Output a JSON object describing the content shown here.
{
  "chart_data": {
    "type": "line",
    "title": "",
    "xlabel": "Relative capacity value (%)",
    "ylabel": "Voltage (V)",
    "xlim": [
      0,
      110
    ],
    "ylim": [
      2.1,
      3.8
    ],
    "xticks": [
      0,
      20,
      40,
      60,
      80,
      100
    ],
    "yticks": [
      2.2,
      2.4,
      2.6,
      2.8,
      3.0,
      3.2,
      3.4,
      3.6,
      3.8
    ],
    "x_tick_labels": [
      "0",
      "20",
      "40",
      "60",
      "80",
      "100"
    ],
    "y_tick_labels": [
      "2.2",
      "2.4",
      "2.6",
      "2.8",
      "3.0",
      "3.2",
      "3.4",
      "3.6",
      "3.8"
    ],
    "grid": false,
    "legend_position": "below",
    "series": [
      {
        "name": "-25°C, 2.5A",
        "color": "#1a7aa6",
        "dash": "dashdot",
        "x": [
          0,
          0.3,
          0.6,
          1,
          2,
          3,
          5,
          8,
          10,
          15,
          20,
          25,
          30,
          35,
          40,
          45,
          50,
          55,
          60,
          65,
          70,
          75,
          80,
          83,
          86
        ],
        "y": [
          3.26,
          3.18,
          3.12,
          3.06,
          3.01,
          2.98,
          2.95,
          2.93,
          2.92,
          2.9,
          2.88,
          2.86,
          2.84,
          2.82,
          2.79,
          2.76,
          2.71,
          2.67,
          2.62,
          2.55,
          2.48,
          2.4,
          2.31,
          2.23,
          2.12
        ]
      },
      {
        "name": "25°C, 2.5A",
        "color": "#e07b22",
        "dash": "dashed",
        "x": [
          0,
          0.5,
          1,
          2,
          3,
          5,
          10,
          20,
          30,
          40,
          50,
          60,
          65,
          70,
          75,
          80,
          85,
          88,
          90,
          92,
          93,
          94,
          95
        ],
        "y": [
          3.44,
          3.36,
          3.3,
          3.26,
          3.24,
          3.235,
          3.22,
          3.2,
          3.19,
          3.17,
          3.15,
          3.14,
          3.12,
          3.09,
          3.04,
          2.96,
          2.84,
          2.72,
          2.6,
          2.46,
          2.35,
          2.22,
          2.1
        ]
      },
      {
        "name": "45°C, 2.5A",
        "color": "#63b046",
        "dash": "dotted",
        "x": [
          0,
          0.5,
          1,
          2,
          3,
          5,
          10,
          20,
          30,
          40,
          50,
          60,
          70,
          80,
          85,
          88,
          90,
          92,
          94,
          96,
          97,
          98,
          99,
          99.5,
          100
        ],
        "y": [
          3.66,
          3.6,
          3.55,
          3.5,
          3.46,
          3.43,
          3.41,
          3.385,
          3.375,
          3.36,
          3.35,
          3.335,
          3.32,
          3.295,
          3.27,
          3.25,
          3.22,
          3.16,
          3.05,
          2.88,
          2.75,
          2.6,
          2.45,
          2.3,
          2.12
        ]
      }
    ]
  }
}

++++++++++++++++++++

§ Exercise description
Give the complete listing a second time, exactly as it reads.

§ Response to the exercise
Output a JSON object describing the content shown here.
{
  "chart_data": {
    "type": "line",
    "title": "",
    "xlabel": "Relative capacity value (%)",
    "ylabel": "Voltage (V)",
    "xlim": [
      0,
      110
    ],
    "ylim": [
      2.1,
      3.8
    ],
    "xticks": [
      0,
      20,
      40,
      60,
      80,
      100
    ],
    "yticks": [
      2.2,
      2.4,
      2.6,
      2.8,
      3.0,
      3.2,
      3.4,
      3.6,
      3.8
    ],
    "x_tick_labels": [
      "0",
      "20",
      "40",
      "60",
      "80",
      "100"
    ],
    "y_tick_labels": [
      "2.2",
      "2.4",
      "2.6",
      "2.8",
      "3.0",
      "3.2",
      "3.4",
      "3.6",
      "3.8"
    ],
    "grid": false,
    "legend_position": "below",
    "series": [
      {
        "name": "-25°C, 2.5A",
        "color": "#1a7aa6",
        "dash": "dashdot",
        "x": [
          0,
          0.3,
          0.6,
          1,
          2,
          3,
          5,
          8,
          10,
          15,
          20,
          25,
          30,
          35,
          40,
          45,
          50,
          55,
          60,
          65,
          70,
          75,
          80,
          83,
          86
        ],
        "y": [
          3.26,
          3.18,
          3.12,
          3.06,
          3.01,
          2.98,
          2.95,
          2.93,
          2.92,
          2.9,
          2.88,
          2.86,
          2.84,
          2.82,
          2.79,
          2.76,
          2.71,
          2.67,
          2.62,
          2.55,
          2.48,
          2.4,
          2.31,
          2.23,
          2.12
        ]
      },
      {
        "name": "25°C, 2.5A",
        "color": "#e07b22",
        "dash": "dashed",
        "x": [
          0,
          0.5,
          1,
          2,
          3,
          5,
          10,
          20,
          30,
          40,
          50,
          60,
          65,
          70,
          75,
          80,
          85,
          88,
          90,
          92,
          93,
          94,
          95
        ],
        "y": [
          3.44,
          3.36,
          3.3,
          3.26,
          3.24,
          3.235,
          3.22,
          3.2,
          3.19,
          3.17,
          3.15,
          3.14,
          3.12,
          3.09,
          3.04,
          2.96,
          2.84,
          2.72,
          2.6,
          2.46,
          2.35,
          2.22,
          2.1
        ]
      },
      {
        "name": "45°C, 2.5A",
        "color": "#63b046",
        "dash": "dotted",
        "x": [
          0,
          0.5,
          1,
          2,
          3,
          5,
          10,
          20,
          30,
          40,
          50,
          60,
          70,
          80,
          85,
          88,
          90,
          92,
          94,
          96,
          97,
          98,
          99,
          99.5,
          100
        ],
        "y": [
          3.66,
          3.6,
          3.55,
          3.5,
          3.46,
          3.43,
          3.41,
          3.385,
          3.375,
          3.36,
          3.35,
          3.335,
          3.32,
          3.295,
          3.27,
          3.25,
          3.22,
          3.16,
          3.05,
          2.88,
          2.75,
          2.6,
          2.45,
          2.3,
          2.12
        ]
      }
    ]
  }
}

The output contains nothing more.